#### Data extract ####
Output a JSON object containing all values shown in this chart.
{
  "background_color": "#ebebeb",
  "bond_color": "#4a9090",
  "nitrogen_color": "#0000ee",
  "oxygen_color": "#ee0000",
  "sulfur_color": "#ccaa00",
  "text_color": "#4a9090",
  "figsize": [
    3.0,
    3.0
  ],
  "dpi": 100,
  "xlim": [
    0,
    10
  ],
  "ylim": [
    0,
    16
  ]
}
####
Copy out the full set of records precisely, leaving nothing out.

Solution to the problem:
Output a JSON object containing all values shown in this chart.
{
  "background_color": "#ebebeb",
  "bond_color": "#4a9090",
  "nitrogen_color": "#0000ee",
  "oxygen_color": "#ee0000",
  "sulfur_color": "#ccaa00",
  "text_color": "#4a9090",
  "figsize": [
    3.0,
    3.0
  ],
  "dpi": 100,
  "xlim": [
    0,
    10
  ],
  "ylim": [
    0,
    16
  ]
}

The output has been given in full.